(Written problem):
Reproduce the listing verbatim.
====
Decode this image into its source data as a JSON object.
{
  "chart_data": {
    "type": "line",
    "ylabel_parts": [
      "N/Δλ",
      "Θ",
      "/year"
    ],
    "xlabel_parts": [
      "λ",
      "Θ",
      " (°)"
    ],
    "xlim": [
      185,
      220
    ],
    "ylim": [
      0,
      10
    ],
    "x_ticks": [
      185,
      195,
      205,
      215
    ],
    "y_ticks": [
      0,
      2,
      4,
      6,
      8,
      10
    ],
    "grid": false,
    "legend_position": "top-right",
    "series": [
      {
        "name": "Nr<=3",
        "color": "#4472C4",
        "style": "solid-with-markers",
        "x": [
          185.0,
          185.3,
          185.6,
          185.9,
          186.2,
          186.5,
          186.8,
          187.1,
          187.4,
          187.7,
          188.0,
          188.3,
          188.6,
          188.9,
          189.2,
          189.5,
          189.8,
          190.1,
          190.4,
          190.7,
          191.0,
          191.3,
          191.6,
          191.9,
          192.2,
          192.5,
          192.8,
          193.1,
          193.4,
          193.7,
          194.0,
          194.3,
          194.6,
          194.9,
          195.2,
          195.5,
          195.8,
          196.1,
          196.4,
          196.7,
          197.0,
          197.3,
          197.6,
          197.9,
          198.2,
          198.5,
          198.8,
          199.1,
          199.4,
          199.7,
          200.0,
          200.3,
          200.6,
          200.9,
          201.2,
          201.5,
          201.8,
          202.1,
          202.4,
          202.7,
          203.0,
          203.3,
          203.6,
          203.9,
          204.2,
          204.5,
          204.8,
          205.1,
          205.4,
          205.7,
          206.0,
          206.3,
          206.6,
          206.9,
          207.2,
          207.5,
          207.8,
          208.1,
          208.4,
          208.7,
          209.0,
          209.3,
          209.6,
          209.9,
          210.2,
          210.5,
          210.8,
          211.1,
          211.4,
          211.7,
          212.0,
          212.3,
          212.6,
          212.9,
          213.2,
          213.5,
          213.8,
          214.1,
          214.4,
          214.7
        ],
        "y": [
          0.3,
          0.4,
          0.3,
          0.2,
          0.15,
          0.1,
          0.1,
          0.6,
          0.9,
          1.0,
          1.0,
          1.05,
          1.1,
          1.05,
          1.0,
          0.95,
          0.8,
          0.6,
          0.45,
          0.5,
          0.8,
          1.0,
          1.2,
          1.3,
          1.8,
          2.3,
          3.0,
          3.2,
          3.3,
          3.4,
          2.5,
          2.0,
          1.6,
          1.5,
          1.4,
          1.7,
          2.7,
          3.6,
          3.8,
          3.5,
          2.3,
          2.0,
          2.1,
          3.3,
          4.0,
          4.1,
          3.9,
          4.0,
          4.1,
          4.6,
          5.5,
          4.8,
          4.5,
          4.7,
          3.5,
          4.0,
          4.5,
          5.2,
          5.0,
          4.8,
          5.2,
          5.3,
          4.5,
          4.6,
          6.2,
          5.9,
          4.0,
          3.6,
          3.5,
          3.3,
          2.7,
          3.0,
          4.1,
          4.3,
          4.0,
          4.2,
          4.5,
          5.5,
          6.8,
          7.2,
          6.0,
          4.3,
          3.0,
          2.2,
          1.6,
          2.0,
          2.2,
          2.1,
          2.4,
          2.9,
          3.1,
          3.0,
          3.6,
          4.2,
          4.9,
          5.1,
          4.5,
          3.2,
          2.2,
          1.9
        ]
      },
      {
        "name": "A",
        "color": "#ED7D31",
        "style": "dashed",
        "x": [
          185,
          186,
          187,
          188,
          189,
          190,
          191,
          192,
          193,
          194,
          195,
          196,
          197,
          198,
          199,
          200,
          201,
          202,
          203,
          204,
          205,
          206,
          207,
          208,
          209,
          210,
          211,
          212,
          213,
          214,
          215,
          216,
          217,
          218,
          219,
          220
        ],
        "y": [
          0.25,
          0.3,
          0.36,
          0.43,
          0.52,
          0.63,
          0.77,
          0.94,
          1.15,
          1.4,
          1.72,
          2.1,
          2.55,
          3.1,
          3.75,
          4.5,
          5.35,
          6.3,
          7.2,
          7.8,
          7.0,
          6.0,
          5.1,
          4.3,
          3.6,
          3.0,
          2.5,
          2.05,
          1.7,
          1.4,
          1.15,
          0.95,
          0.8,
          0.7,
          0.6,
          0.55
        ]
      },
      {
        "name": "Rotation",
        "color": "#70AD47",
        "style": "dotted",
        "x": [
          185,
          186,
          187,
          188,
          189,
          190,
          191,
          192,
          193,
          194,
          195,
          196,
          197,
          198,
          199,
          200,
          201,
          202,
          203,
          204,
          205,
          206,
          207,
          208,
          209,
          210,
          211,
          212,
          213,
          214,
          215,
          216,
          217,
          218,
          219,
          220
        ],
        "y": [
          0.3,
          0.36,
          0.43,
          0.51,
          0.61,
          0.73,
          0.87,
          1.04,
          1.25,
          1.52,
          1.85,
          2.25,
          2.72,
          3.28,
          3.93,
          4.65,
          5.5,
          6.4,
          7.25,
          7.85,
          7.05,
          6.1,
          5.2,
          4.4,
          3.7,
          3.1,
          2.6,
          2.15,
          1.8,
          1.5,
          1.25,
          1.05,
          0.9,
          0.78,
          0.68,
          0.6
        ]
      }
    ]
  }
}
====
(Finished answer):
Decode this image into its source data as a JSON object.
{
  "chart_data": {
    "type": "line",
    "ylabel_parts": [
      "N/Δλ",
      "Θ",
      "/year"
    ],
    "xlabel_parts": [
      "λ",
      "Θ",
      " (°)"
    ],
    "xlim": [
      185,
      220
    ],
    "ylim": [
      0,
      10
    ],
    "x_ticks": [
      185,
      195,
      205,
      215
    ],
    "y_ticks": [
      0,
      2,
      4,
      6,
      8,
      10
    ],
    "grid": false,
    "legend_position": "top-right",
    "series": [
      {
        "name": "Nr<=3",
        "color": "#4472C4",
        "style": "solid-with-markers",
        "x": [
          185.0,
          185.3,
          185.6,
          185.9,
          186.2,
          186.5,
          186.8,
          187.1,
          187.4,
          187.7,
          188.0,
          188.3,
          188.6,
          188.9,
          189.2,
          189.5,
          189.8,
          190.1,
          190.4,
          190.7,
          191.0,
          191.3,
          191.6,
          191.9,
          192.2,
          192.5,
          192.8,
          193.1,
          193.4,
          193.7,
          194.0,
          194.3,
          194.6,
          194.9,
          195.2,
          195.5,
          195.8,
          196.1,
          196.4,
          196.7,
          197.0,
          197.3,
          197.6,
          197.9,
          198.2,
          198.5,
          198.8,
          199.1,
          199.4,
          199.7,
          200.0,
          200.3,
          200.6,
          200.9,
          201.2,
          201.5,
          201.8,
          202.1,
          202.4,
          202.7,
          203.0,
          203.3,
          203.6,
          203.9,
          204.2,
          204.5,
          204.8,
          205.1,
          205.4,
          205.7,
          206.0,
          206.3,
          206.6,
          206.9,
          207.2,
          207.5,
          207.8,
          208.1,
          208.4,
          208.7,
          209.0,
          209.3,
          209.6,
          209.9,
          210.2,
          210.5,
          210.8,
          211.1,
          211.4,
          211.7,
          212.0,
          212.3,
          212.6,
          212.9,
          213.2,
          213.5,
          213.8,
          214.1,
          214.4,
          214.7
        ],
        "y": [
          0.3,
          0.4,
          0.3,
          0.2,
          0.15,
          0.1,
          0.1,
          0.6,
          0.9,
          1.0,
          1.0,
          1.05,
          1.1,
          1.05,
          1.0,
          0.95,
          0.8,
          0.6,
          0.45,
          0.5,
          0.8,
          1.0,
          1.2,
          1.3,
          1.8,
          2.3,
          3.0,
          3.2,
          3.3,
          3.4,
          2.5,
          2.0,
          1.6,
          1.5,
          1.4,
          1.7,
          2.7,
          3.6,
          3.8,
          3.5,
          2.3,
          2.0,
          2.1,
          3.3,
          4.0,
          4.1,
          3.9,
          4.0,
          4.1,
          4.6,
          5.5,
          4.8,
          4.5,
          4.7,
          3.5,
          4.0,
          4.5,
          5.2,
          5.0,
          4.8,
          5.2,
          5.3,
          4.5,
          4.6,
          6.2,
          5.9,
          4.0,
          3.6,
          3.5,
          3.3,
          2.7,
          3.0,
          4.1,
          4.3,
          4.0,
          4.2,
          4.5,
          5.5,
          6.8,
          7.2,
          6.0,
          4.3,
          3.0,
          2.2,
          1.6,
          2.0,
          2.2,
          2.1,
          2.4,
          2.9,
          3.1,
          3.0,
          3.6,
          4.2,
          4.9,
          5.1,
          4.5,
          3.2,
          2.2,
          1.9
        ]
      },
      {
        "name": "A",
        "color": "#ED7D31",
        "style": "dashed",
        "x": [
          185,
          186,
          187,
          188,
          189,
          190,
          191,
          192,
          193,
          194,
          195,
          196,
          197,
          198,
          199,
          200,
          201,
          202,
          203,
          204,
          205,
          206,
          207,
          208,
          209,
          210,
          211,
          212,
          213,
          214,
          215,
          216,
          217,
          218,
          219,
          220
        ],
        "y": [
          0.25,
          0.3,
          0.36,
          0.43,
          0.52,
          0.63,
          0.77,
          0.94,
          1.15,
          1.4,
          1.72,
          2.1,
          2.55,
          3.1,
          3.75,
          4.5,
          5.35,
          6.3,
          7.2,
          7.8,
          7.0,
          6.0,
          5.1,
          4.3,
          3.6,
          3.0,
          2.5,
          2.05,
          1.7,
          1.4,
          1.15,
          0.95,
          0.8,
          0.7,
          0.6,
          0.55
        ]
      },
      {
        "name": "Rotation",
        "color": "#70AD47",
        "style": "dotted",
        "x": [
          185,
          186,
          187,
          188,
          189,
          190,
          191,
          192,
          193,
          194,
          195,
          196,
          197,
          198,
          199,
          200,
          201,
          202,
          203,
          204,
          205,
          206,
          207,
          208,
          209,
          210,
          211,
          212,
          213,
          214,
          215,
          216,
          217,
          218,
          219,
          220
        ],
        "y": [
          0.3,
          0.36,
          0.43,
          0.51,
          0.61,
          0.73,
          0.87,
          1.04,
          1.25,
          1.52,
          1.85,
          2.25,
          2.72,
          3.28,
          3.93,
          4.65,
          5.5,
          6.4,
          7.25,
          7.85,
          7.05,
          6.1,
          5.2,
          4.4,
          3.7,
          3.1,
          2.6,
          2.15,
          1.8,
          1.5,
          1.25,
          1.05,
          0.9,
          0.78,
          0.68,
          0.6
        ]
      }
    ]
  }
}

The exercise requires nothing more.